**** Information supplied ****

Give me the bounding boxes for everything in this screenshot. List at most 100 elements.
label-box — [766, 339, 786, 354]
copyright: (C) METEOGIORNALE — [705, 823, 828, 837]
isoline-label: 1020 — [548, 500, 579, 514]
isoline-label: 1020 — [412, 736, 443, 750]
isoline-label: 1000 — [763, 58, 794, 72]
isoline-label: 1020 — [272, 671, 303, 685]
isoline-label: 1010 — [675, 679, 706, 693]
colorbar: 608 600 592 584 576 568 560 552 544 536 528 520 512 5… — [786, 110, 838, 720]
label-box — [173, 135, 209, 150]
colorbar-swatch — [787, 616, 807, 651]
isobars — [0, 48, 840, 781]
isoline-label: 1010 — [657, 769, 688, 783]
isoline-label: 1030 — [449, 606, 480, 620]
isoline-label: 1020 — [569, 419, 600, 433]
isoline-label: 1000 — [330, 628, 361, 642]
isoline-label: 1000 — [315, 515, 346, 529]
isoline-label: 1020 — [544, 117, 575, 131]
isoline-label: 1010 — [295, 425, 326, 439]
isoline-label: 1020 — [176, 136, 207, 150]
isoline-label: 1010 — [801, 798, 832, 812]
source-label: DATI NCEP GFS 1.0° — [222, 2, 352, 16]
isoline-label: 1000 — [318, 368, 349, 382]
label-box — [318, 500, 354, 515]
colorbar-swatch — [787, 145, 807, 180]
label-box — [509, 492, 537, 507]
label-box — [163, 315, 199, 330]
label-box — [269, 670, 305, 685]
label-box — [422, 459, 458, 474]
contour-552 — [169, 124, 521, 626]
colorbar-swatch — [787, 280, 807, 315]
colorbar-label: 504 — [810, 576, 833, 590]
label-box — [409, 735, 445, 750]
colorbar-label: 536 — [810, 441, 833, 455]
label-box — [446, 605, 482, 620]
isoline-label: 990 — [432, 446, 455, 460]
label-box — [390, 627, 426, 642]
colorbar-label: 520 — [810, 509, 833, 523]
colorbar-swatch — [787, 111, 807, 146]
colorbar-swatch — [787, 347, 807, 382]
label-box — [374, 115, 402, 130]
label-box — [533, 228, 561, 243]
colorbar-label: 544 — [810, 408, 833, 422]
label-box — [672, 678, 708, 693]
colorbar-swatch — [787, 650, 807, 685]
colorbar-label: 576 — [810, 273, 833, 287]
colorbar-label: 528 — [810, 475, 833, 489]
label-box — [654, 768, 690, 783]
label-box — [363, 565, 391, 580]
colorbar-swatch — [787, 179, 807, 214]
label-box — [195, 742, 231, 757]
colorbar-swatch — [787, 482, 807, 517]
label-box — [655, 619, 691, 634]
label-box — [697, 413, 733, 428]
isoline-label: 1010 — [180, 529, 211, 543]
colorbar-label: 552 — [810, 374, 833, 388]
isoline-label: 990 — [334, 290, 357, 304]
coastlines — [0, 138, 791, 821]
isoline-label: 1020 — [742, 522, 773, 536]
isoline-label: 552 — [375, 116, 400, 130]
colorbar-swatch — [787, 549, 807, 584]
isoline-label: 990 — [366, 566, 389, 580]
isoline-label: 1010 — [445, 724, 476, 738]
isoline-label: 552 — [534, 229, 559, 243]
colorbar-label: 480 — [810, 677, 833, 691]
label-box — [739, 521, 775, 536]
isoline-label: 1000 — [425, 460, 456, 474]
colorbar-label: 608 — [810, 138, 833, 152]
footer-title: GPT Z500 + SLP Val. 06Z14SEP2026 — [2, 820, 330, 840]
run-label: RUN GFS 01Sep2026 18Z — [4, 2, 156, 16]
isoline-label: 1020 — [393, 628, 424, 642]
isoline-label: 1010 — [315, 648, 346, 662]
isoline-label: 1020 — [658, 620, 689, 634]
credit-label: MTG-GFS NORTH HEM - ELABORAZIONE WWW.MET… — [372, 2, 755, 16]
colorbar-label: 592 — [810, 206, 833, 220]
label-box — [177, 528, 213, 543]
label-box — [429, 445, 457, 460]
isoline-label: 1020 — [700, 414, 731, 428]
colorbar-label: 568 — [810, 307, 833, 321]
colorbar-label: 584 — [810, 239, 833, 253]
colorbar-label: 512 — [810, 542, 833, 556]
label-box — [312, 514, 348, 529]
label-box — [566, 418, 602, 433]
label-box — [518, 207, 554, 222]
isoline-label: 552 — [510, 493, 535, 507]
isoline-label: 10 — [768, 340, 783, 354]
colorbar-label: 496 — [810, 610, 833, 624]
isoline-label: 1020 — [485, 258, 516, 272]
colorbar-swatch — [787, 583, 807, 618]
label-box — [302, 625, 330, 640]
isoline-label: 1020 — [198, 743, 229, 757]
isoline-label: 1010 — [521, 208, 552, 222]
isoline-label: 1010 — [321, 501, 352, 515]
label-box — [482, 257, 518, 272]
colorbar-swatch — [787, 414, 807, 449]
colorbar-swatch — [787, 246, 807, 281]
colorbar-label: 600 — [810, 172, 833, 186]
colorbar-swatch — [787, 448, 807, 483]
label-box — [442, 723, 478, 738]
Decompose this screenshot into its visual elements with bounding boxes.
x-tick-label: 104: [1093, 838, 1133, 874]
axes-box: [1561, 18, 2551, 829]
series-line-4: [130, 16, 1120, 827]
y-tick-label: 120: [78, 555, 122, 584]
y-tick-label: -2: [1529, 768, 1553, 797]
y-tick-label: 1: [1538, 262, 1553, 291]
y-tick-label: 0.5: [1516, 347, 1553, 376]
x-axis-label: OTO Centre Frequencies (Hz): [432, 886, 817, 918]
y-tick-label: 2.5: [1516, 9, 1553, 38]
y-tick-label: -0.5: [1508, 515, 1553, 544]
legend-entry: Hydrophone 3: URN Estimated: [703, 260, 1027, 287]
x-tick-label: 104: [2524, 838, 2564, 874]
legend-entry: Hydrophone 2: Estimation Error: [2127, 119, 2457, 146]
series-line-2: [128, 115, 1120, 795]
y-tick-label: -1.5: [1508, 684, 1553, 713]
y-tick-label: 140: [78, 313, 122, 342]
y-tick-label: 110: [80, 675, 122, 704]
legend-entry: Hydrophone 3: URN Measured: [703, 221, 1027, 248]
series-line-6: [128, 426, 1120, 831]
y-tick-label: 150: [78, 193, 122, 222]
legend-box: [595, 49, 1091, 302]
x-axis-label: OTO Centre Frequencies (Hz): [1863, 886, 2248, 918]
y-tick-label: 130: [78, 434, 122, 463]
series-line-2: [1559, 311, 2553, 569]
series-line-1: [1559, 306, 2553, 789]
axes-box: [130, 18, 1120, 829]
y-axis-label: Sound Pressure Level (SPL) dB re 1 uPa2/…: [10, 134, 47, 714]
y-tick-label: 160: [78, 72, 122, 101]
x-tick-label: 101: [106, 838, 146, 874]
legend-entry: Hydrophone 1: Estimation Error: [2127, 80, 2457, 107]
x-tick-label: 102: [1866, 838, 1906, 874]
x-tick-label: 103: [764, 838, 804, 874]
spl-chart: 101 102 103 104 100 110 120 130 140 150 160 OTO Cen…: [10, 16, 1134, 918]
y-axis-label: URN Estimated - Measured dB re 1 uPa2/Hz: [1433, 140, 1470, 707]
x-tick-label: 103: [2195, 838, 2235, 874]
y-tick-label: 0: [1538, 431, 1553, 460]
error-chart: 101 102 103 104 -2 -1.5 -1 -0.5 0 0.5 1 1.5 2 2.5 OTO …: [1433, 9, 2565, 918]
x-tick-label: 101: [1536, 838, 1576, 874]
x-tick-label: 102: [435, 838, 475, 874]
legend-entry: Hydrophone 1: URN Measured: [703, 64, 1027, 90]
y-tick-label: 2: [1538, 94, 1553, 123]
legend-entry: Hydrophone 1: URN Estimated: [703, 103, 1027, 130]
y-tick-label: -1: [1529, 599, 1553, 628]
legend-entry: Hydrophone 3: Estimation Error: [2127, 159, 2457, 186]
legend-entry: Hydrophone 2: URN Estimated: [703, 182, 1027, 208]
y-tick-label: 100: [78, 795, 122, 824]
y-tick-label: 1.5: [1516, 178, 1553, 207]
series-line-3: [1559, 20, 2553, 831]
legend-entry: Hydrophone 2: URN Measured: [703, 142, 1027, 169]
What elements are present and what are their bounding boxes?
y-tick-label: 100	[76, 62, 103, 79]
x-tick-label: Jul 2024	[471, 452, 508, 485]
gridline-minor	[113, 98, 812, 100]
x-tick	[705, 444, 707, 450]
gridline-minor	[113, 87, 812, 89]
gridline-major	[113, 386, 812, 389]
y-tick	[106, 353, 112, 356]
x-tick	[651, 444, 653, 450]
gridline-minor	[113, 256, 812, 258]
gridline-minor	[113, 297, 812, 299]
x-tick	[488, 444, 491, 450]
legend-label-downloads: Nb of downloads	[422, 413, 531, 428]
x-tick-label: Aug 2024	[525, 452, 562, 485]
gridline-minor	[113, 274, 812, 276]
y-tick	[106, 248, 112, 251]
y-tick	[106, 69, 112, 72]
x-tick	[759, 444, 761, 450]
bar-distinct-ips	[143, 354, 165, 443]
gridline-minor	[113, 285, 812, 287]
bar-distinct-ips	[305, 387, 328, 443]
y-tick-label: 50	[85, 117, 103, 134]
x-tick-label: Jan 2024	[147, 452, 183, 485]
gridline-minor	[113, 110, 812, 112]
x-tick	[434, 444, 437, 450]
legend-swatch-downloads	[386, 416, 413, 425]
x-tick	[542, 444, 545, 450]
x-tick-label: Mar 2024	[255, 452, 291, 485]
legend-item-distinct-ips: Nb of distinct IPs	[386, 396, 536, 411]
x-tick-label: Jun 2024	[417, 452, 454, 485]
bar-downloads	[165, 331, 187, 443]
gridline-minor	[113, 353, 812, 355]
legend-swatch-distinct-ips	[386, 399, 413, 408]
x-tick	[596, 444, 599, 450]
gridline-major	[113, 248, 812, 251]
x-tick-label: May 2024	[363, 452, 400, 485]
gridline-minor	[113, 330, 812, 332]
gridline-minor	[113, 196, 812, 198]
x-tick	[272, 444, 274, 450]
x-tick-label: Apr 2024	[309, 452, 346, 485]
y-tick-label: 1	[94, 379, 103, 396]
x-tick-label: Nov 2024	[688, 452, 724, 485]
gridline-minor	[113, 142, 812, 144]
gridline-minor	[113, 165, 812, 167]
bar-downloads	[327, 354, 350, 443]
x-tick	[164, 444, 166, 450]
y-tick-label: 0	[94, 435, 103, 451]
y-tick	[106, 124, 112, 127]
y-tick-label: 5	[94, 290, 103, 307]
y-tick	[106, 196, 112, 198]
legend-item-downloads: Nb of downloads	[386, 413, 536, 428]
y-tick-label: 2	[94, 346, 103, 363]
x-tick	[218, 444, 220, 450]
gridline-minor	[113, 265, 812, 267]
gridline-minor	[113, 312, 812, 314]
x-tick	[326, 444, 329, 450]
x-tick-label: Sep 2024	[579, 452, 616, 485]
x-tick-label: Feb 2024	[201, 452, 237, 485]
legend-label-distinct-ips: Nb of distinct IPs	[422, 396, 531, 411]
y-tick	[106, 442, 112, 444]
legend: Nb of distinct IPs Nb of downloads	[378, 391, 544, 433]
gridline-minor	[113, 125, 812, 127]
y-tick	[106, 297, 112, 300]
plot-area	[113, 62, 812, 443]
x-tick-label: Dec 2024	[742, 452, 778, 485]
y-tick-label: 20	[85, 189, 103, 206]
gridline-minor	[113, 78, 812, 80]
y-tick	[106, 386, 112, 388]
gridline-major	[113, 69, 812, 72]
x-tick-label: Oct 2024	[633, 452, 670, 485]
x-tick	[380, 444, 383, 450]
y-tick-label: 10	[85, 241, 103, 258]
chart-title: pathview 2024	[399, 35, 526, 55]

****

■ **Task directions**
Please recast the listing, from its first line through the line containing "label-box — [318, 500, 354, 515]", as a Markdown table with the columns Row and Entry, giving each line a row number and leaving out blank lines.

■ **In response**
| Row | Entry |
|---|---|
| 1 | Give me the bounding boxes for everything in this screenshot. List at most 100 elements. |
| 2 | label-box — [766, 339, 786, 354] |
| 3 | copyright: (C) METEOGIORNALE — [705, 823, 828, 837] |
| 4 | isoline-label: 1020 — [548, 500, 579, 514] |
| 5 | isoline-label: 1020 — [412, 736, 443, 750] |
| 6 | isoline-label: 1000 — [763, 58, 794, 72] |
| 7 | isoline-label: 1020 — [272, 671, 303, 685] |
| 8 | isoline-label: 1010 — [675, 679, 706, 693] |
| 9 | colorbar: 608 600 592 584 576 568 560 552 544 536 528 520 512 5… — [786, 110, 838, 720] |
| 10 | label-box — [173, 135, 209, 150] |
| 11 | colorbar-swatch — [787, 616, 807, 651] |
| 12 | isobars — [0, 48, 840, 781] |
| 13 | isoline-label: 1010 — [657, 769, 688, 783] |
| 14 | isoline-label: 1030 — [449, 606, 480, 620] |
| 15 | isoline-label: 1020 — [569, 419, 600, 433] |
| 16 | isoline-label: 1000 — [330, 628, 361, 642] |
| 17 | isoline-label: 1000 — [315, 515, 346, 529] |
| 18 | isoline-label: 1020 — [544, 117, 575, 131] |
| 19 | isoline-label: 1010 — [295, 425, 326, 439] |
| 20 | isoline-label: 1020 — [176, 136, 207, 150] |
| 21 | isoline-label: 1010 — [801, 798, 832, 812] |
| 22 | source-label: DATI NCEP GFS 1.0° — [222, 2, 352, 16] |
| 23 | isoline-label: 1000 — [318, 368, 349, 382] |
| 24 | label-box — [318, 500, 354, 515] |